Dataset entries
:::
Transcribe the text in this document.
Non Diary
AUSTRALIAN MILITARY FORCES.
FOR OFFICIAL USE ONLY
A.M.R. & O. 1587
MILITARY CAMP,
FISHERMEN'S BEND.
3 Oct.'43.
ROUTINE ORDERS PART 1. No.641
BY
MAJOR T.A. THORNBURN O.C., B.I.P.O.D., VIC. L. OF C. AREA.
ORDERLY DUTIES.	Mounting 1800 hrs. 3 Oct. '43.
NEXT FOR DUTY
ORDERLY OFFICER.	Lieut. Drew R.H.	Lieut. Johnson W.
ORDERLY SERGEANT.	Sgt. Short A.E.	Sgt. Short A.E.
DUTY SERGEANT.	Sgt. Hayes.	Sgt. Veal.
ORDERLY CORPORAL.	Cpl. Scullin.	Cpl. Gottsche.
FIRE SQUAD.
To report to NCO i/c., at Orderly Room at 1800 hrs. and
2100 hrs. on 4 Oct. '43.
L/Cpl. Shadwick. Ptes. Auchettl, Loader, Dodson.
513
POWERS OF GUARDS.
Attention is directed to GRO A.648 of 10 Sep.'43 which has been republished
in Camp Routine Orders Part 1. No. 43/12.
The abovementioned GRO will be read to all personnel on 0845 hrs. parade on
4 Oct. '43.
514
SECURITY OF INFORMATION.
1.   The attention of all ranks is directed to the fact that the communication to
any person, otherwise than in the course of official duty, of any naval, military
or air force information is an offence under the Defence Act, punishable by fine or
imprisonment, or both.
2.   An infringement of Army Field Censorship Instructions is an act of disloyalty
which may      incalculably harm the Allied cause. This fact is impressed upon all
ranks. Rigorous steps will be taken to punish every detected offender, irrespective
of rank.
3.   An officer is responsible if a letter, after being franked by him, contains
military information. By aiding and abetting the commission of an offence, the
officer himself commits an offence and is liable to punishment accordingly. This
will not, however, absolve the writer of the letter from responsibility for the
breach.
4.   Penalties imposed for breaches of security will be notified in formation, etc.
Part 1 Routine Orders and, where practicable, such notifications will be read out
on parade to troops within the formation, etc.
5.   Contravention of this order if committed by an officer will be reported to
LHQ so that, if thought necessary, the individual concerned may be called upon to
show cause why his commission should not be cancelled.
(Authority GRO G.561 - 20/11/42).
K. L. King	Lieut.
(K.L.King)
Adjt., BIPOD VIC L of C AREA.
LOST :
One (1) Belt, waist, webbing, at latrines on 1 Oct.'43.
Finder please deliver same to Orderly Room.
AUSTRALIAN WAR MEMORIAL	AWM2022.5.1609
:::
**Problem requirements**.
Your task is to output the full set of records exactly as presented.

**Result of this exercise**.
Transcribe the text in this document.
Non Diary
AUSTRALIAN MILITARY FORCES.
FOR OFFICIAL USE ONLY
A.M.R. & O. 1587
MILITARY CAMP,
FISHERMEN'S BEND.
3 Oct.'43.
ROUTINE ORDERS PART 1. No.641
BY
MAJOR T.A. THORNBURN O.C., B.I.P.O.D., VIC. L. OF C. AREA.
ORDERLY DUTIES.	Mounting 1800 hrs. 3 Oct. '43.
NEXT FOR DUTY
ORDERLY OFFICER.	Lieut. Drew R.H.	Lieut. Johnson W.
ORDERLY SERGEANT.	Sgt. Short A.E.	Sgt. Short A.E.
DUTY SERGEANT.	Sgt. Hayes.	Sgt. Veal.
ORDERLY CORPORAL.	Cpl. Scullin.	Cpl. Gottsche.
FIRE SQUAD.
To report to NCO i/c., at Orderly Room at 1800 hrs. and
2100 hrs. on 4 Oct. '43.
L/Cpl. Shadwick. Ptes. Auchettl, Loader, Dodson.
513
POWERS OF GUARDS.
Attention is directed to GRO A.648 of 10 Sep.'43 which has been republished
in Camp Routine Orders Part 1. No. 43/12.
The abovementioned GRO will be read to all personnel on 0845 hrs. parade on
4 Oct. '43.
514
SECURITY OF INFORMATION.
1.   The attention of all ranks is directed to the fact that the communication to
any person, otherwise than in the course of official duty, of any naval, military
or air force information is an offence under the Defence Act, punishable by fine or
imprisonment, or both.
2.   An infringement of Army Field Censorship Instructions is an act of disloyalty
which may      incalculably harm the Allied cause. This fact is impressed upon all
ranks. Rigorous steps will be taken to punish every detected offender, irrespective
of rank.
3.   An officer is responsible if a letter, after being franked by him, contains
military information. By aiding and abetting the commission of an offence, the
officer himself commits an offence and is liable to punishment accordingly. This
will not, however, absolve the writer of the letter from responsibility for the
breach.
4.   Penalties imposed for breaches of security will be notified in formation, etc.
Part 1 Routine Orders and, where practicable, such notifications will be read out
on parade to troops within the formation, etc.
5.   Contravention of this order if committed by an officer will be reported to
LHQ so that, if thought necessary, the individual concerned may be called upon to
show cause why his commission should not be cancelled.
(Authority GRO G.561 - 20/11/42).
K. L. King	Lieut.
(K.L.King)
Adjt., BIPOD VIC L of C AREA.
LOST :
One (1) Belt, waist, webbing, at latrines on 1 Oct.'43.
Finder please deliver same to Orderly Room.
AUSTRALIAN WAR MEMORIAL	AWM2022.5.1609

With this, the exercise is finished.